━━━━━ THE DATA ━━━━━

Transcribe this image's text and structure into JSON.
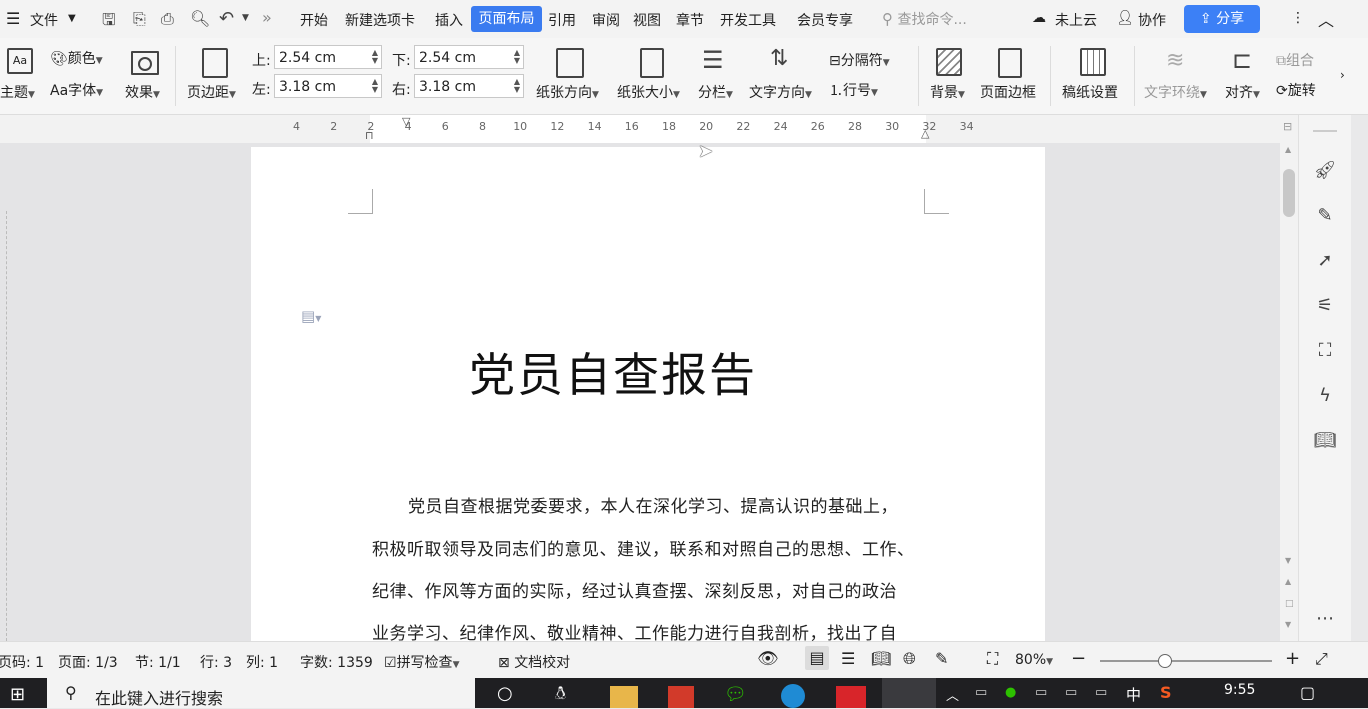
{
  "menubar": {
    "file": "文件",
    "tabs": [
      "开始",
      "新建选项卡",
      "插入",
      "页面布局",
      "引用",
      "审阅",
      "视图",
      "章节",
      "开发工具",
      "会员专享"
    ],
    "active_tab": "页面布局",
    "search_placeholder": "查找命令...",
    "cloud": "未上云",
    "collab": "协作",
    "share": "分享"
  },
  "ribbon": {
    "theme": "主题",
    "color": "颜色",
    "font": "字体",
    "effect": "效果",
    "margins": "页边距",
    "top_label": "上:",
    "top_value": "2.54 cm",
    "bottom_label": "下:",
    "bottom_value": "2.54 cm",
    "left_label": "左:",
    "left_value": "3.18 cm",
    "right_label": "右:",
    "right_value": "3.18 cm",
    "orientation": "纸张方向",
    "size": "纸张大小",
    "columns": "分栏",
    "text_direction": "文字方向",
    "separator": "分隔符",
    "line_number": "行号",
    "background": "背景",
    "page_border": "页面边框",
    "manuscript": "稿纸设置",
    "wrap": "文字环绕",
    "align": "对齐",
    "group": "组合",
    "rotate": "旋转"
  },
  "ruler_ticks": [
    "4",
    "2",
    "2",
    "4",
    "6",
    "8",
    "10",
    "12",
    "14",
    "16",
    "18",
    "20",
    "22",
    "24",
    "26",
    "28",
    "30",
    "32",
    "34"
  ],
  "document": {
    "title": "党员自查报告",
    "lines": [
      "党员自查根据党委要求，本人在深化学习、提高认识的基础上，",
      "积极听取领导及同志们的意见、建议，联系和对照自己的思想、工作、",
      "纪律、作风等方面的实际，经过认真查摆、深刻反思，对自己的政治",
      "业务学习、纪律作风、敬业精神、工作能力进行自我剖析，找出了自"
    ]
  },
  "statusbar": {
    "page_code": "页码: 1",
    "page": "页面: 1/3",
    "section": "节: 1/1",
    "row": "行: 3",
    "col": "列: 1",
    "word_count": "字数: 1359",
    "spell_check": "拼写检查",
    "proofread": "文档校对",
    "zoom": "80%"
  },
  "taskbar": {
    "search_placeholder": "在此键入进行搜索",
    "ime": "中",
    "time": "9:55"
  }
}
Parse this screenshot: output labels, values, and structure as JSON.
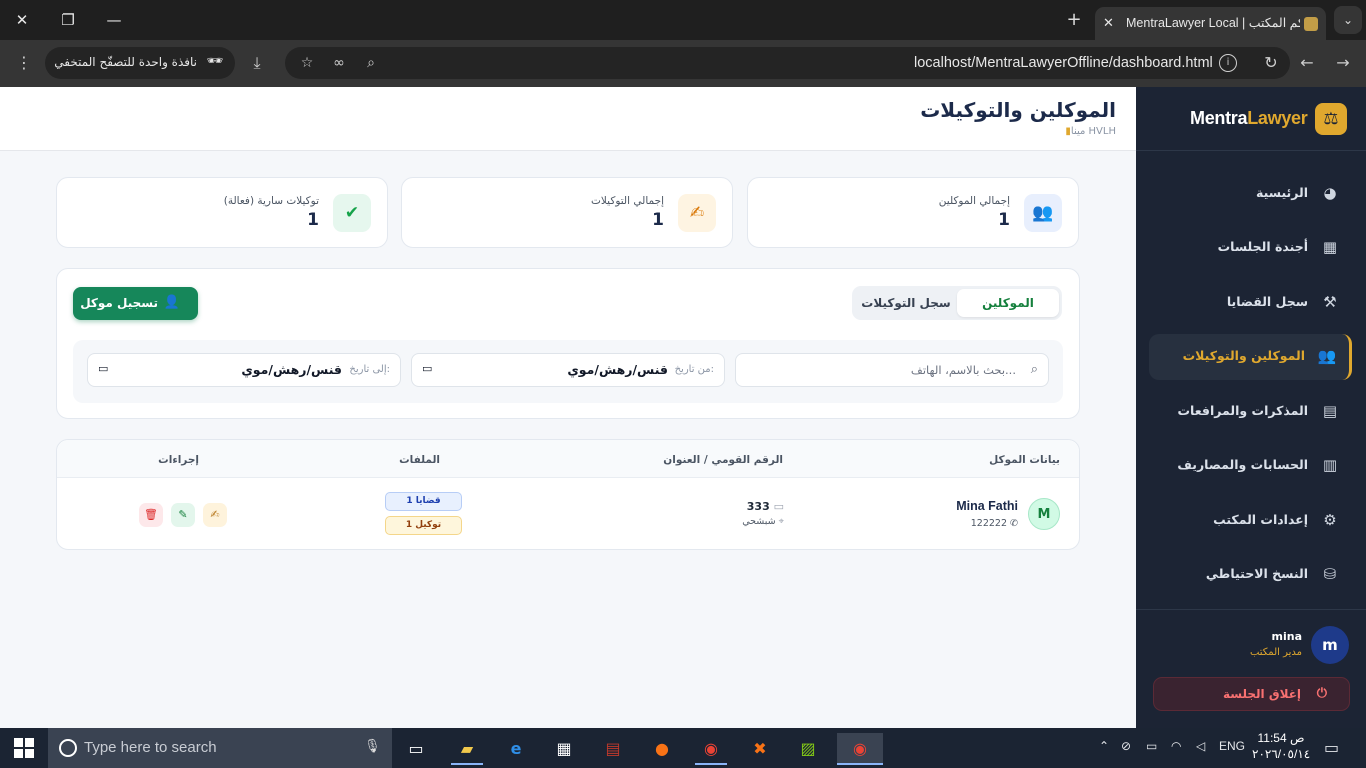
{
  "browser": {
    "tab_title": "MentraLawyer Local | كم المكتب",
    "url": "localhost/MentraLawyerOffline/dashboard.html",
    "guest_label": "نافذة واحدة للتصفّح المتخفي"
  },
  "sidebar": {
    "brand_main": "Mentra",
    "brand_accent": "Lawyer",
    "items": [
      {
        "label": "الرئيسية",
        "icon": "pie-chart-icon"
      },
      {
        "label": "أجندة الجلسات",
        "icon": "calendar-icon"
      },
      {
        "label": "سجل القضايا",
        "icon": "gavel-icon"
      },
      {
        "label": "الموكلين والتوكيلات",
        "icon": "users-icon",
        "active": true
      },
      {
        "label": "المذكرات والمرافعات",
        "icon": "file-icon"
      },
      {
        "label": "الحسابات والمصاريف",
        "icon": "invoice-icon"
      },
      {
        "label": "إعدادات المكتب",
        "icon": "gear-icon"
      },
      {
        "label": "النسخ الاحتياطي",
        "icon": "database-icon"
      }
    ],
    "user": {
      "name": "mina",
      "role": "مدير المكتب",
      "initial": "m"
    },
    "logout_label": "إغلاق الجلسة"
  },
  "header": {
    "title": "الموكلين والتوكيلات",
    "office": "مينا HVLH"
  },
  "stats": [
    {
      "label": "إجمالي الموكلين",
      "value": "1",
      "icon": "users-icon",
      "color": "#2563eb"
    },
    {
      "label": "إجمالي التوكيلات",
      "value": "1",
      "icon": "signature-icon",
      "color": "#d97706"
    },
    {
      "label": "توكيلات سارية (فعالة)",
      "value": "1",
      "icon": "check-circle-icon",
      "color": "#16a34a"
    }
  ],
  "tabs": {
    "clients": "الموكلين",
    "poa": "سجل التوكيلات"
  },
  "add_button": "تسجيل موكل",
  "filters": {
    "search_placeholder": "بحث بالاسم، الهاتف...",
    "from_label": "من تاريخ:",
    "from_value": "قنس/رهش/موي",
    "to_label": "إلى تاريخ:",
    "to_value": "قنس/رهش/موي"
  },
  "table": {
    "columns": [
      "بيانات الموكل",
      "الرقم القومي / العنوان",
      "الملفات",
      "إجراءات"
    ],
    "rows": [
      {
        "initial": "M",
        "name": "Mina Fathi",
        "phone": "122222",
        "national_id": "333",
        "address": "شبشحي",
        "cases_badge": "1 قضايا",
        "poa_badge": "1 توكيل"
      }
    ]
  },
  "taskbar": {
    "search_placeholder": "Type here to search",
    "lang": "ENG",
    "time": "ص 11:54",
    "date": "٢٠٢٦/٠٥/١٤"
  },
  "colors": {
    "sidebar_bg": "#1c2434",
    "accent_gold": "#e0a82e",
    "primary_green": "#16875a",
    "title_navy": "#1c2a4a"
  }
}
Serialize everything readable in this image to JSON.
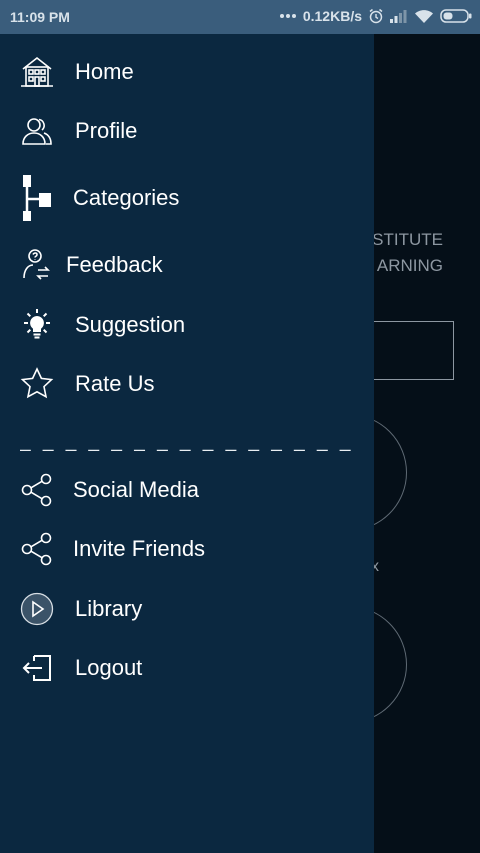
{
  "status_bar": {
    "time": "11:09 PM",
    "network_speed": "0.12KB/s",
    "icons": [
      "dots-icon",
      "alarm-icon",
      "signal-icon",
      "wifi-icon",
      "battery-icon"
    ]
  },
  "background_screen": {
    "title_line1": "STITUTE",
    "title_line2": "ARNING",
    "close_glyph": "x"
  },
  "drawer": {
    "items": [
      {
        "label": "Home",
        "icon": "home-icon"
      },
      {
        "label": "Profile",
        "icon": "profile-icon"
      },
      {
        "label": "Categories",
        "icon": "categories-icon"
      },
      {
        "label": "Feedback",
        "icon": "feedback-icon"
      },
      {
        "label": "Suggestion",
        "icon": "lightbulb-icon"
      },
      {
        "label": "Rate Us",
        "icon": "star-icon"
      }
    ],
    "divider": "_ _ _ _ _ _ _ _ _ _ _ _ _ _ _ _ _",
    "secondary_items": [
      {
        "label": "Social Media",
        "icon": "share-icon"
      },
      {
        "label": "Invite Friends",
        "icon": "share-icon"
      },
      {
        "label": "Library",
        "icon": "play-circle-icon"
      },
      {
        "label": "Logout",
        "icon": "logout-icon"
      }
    ]
  },
  "colors": {
    "status_bar": "#3a5d7c",
    "drawer": "#0b2840",
    "background": "#050f18",
    "text": "#ffffff"
  }
}
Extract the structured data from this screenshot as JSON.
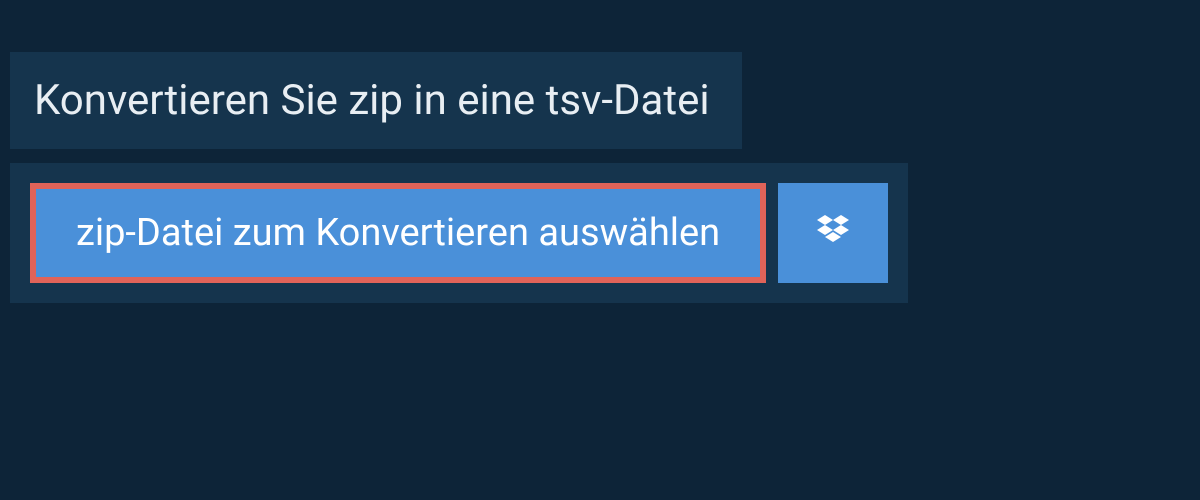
{
  "header": {
    "title": "Konvertieren Sie zip in eine tsv-Datei"
  },
  "actions": {
    "choose_file_label": "zip-Datei zum Konvertieren auswählen",
    "cloud_provider": "dropbox"
  },
  "colors": {
    "background": "#0d2438",
    "panel": "#15344d",
    "button": "#4a90d9",
    "highlight_border": "#e06359"
  }
}
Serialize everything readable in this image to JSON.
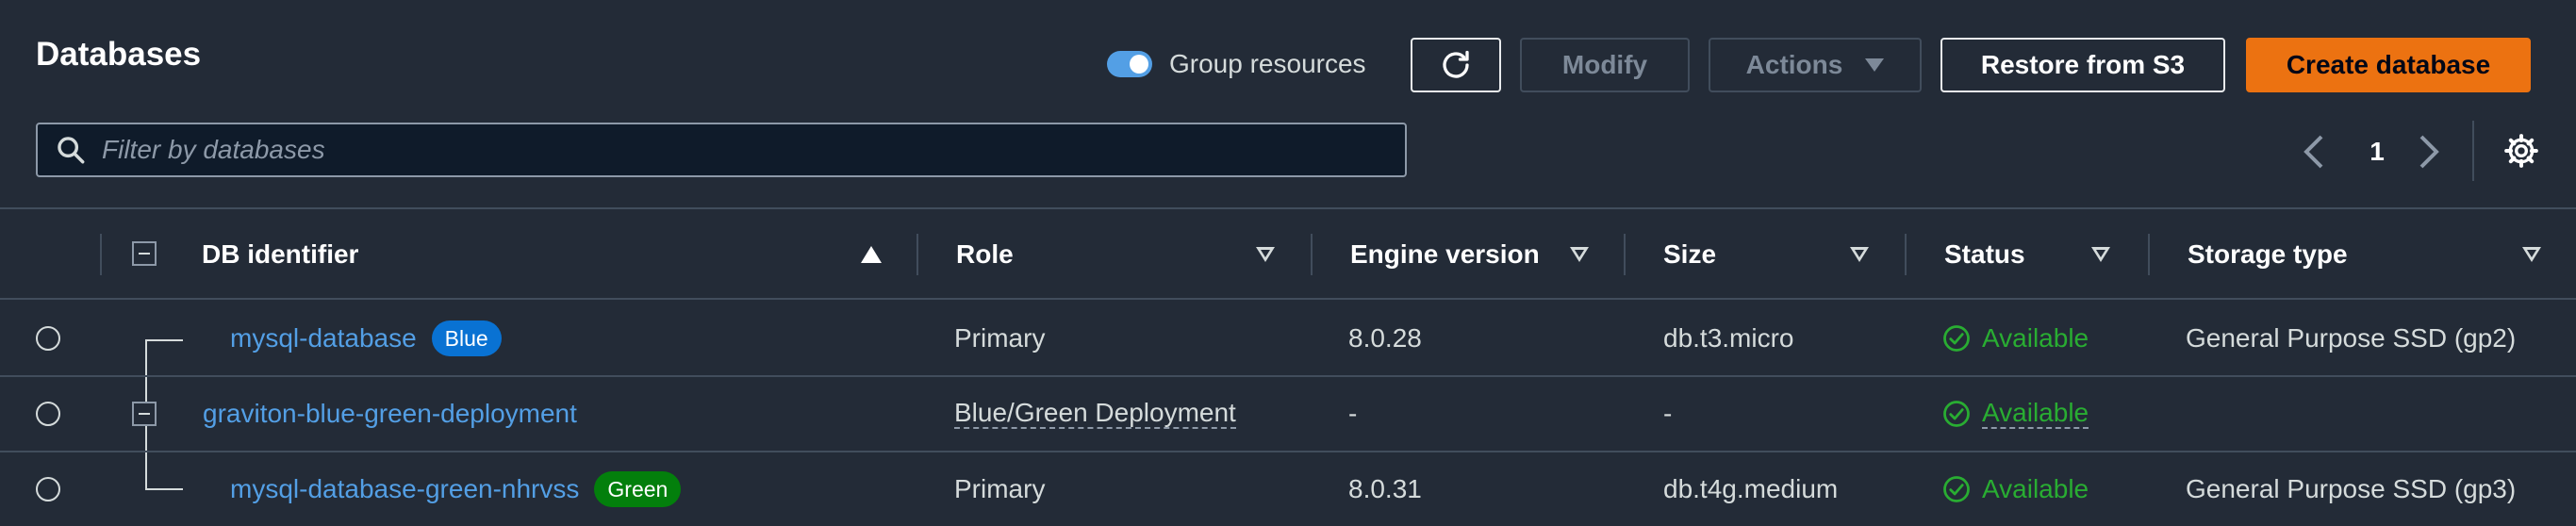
{
  "page": {
    "title": "Databases",
    "group_resources_label": "Group resources",
    "group_resources_on": true
  },
  "toolbar": {
    "modify_label": "Modify",
    "actions_label": "Actions",
    "restore_label": "Restore from S3",
    "create_label": "Create database"
  },
  "search": {
    "placeholder": "Filter by databases"
  },
  "pagination": {
    "current_page": "1"
  },
  "table": {
    "columns": [
      "DB identifier",
      "Role",
      "Engine version",
      "Size",
      "Status",
      "Storage type"
    ],
    "rows": [
      {
        "identifier": "mysql-database",
        "badge": "Blue",
        "role": "Primary",
        "engine_version": "8.0.28",
        "size": "db.t3.micro",
        "status": "Available",
        "storage_type": "General Purpose SSD (gp2)"
      },
      {
        "identifier": "graviton-blue-green-deployment",
        "badge": "",
        "role": "Blue/Green Deployment",
        "engine_version": "-",
        "size": "-",
        "status": "Available",
        "storage_type": ""
      },
      {
        "identifier": "mysql-database-green-nhrvss",
        "badge": "Green",
        "role": "Primary",
        "engine_version": "8.0.31",
        "size": "db.t4g.medium",
        "status": "Available",
        "storage_type": "General Purpose SSD (gp3)"
      }
    ]
  },
  "colors": {
    "background": "#232b37",
    "link": "#539fe5",
    "primary_button": "#ec7211",
    "badge_blue": "#0972d3",
    "badge_green": "#037f0c",
    "status_available": "#29ad32"
  }
}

━━━━━

Take every line from the data that contains the word "JSON".

FINISHED TASK -
Transcribe this image's text and structure into JSON.
Parse this screenshot: output labels, values, and structure as JSON.
Serialize everything readable in this image to JSON.
Extract the structured data from this screenshot as JSON.
Serialize everything readable in this image to JSON.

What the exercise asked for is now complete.